(WHAT YOU ARE ASKED TO DO) How many lines hold the string "name"? Reply with the number alone.

(DATA LISTING)
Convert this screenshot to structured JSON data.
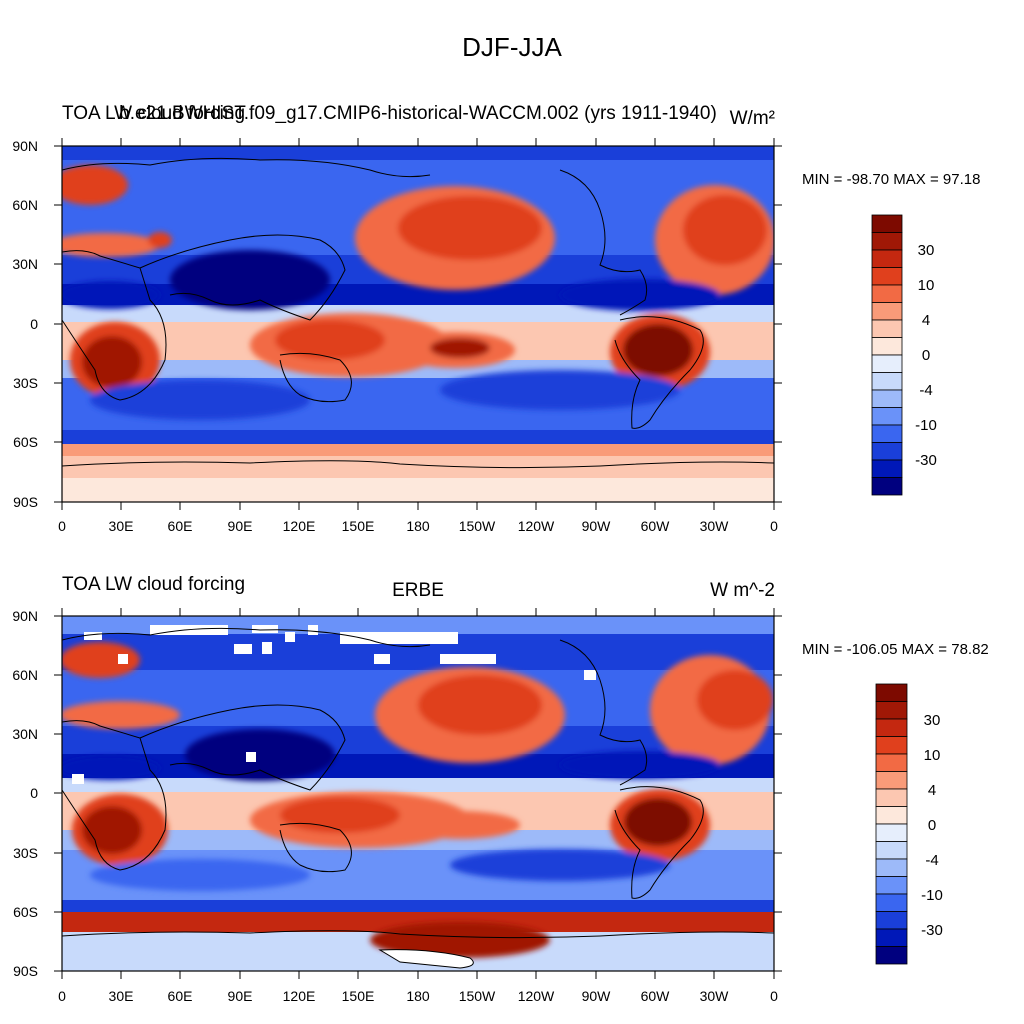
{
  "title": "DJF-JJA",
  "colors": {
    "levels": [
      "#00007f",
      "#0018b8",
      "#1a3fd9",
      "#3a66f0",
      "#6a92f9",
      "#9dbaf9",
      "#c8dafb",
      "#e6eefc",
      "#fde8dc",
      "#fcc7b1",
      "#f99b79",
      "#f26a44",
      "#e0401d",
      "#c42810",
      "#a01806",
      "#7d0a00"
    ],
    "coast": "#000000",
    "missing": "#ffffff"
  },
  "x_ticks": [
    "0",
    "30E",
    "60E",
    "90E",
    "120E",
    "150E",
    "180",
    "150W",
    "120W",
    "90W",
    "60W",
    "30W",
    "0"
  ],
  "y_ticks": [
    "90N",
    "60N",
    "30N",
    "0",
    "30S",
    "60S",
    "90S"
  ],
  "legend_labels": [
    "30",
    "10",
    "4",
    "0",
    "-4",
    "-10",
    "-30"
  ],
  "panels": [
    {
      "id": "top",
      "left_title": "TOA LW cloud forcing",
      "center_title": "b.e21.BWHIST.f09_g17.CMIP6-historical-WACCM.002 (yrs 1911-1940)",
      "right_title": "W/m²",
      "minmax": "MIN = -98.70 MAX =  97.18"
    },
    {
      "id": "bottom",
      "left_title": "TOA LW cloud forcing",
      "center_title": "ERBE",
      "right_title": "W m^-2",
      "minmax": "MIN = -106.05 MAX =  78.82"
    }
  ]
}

--

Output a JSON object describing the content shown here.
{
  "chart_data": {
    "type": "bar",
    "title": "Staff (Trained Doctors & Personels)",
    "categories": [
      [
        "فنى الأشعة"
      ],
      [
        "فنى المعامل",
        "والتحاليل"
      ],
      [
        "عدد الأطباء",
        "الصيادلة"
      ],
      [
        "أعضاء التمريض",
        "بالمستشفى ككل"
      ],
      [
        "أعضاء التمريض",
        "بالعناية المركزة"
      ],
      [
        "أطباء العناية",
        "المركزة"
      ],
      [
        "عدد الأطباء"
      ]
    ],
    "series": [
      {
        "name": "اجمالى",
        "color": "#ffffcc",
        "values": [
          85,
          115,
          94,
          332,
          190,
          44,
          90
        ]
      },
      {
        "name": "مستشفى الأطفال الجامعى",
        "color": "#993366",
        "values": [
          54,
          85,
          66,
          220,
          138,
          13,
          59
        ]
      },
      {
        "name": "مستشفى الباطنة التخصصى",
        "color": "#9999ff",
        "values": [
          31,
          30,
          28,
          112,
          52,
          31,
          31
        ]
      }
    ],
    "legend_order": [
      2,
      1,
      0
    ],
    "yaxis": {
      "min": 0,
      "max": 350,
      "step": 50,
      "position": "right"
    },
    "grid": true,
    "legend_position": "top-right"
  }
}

(ANSWER TO THIS EXERCISE) 3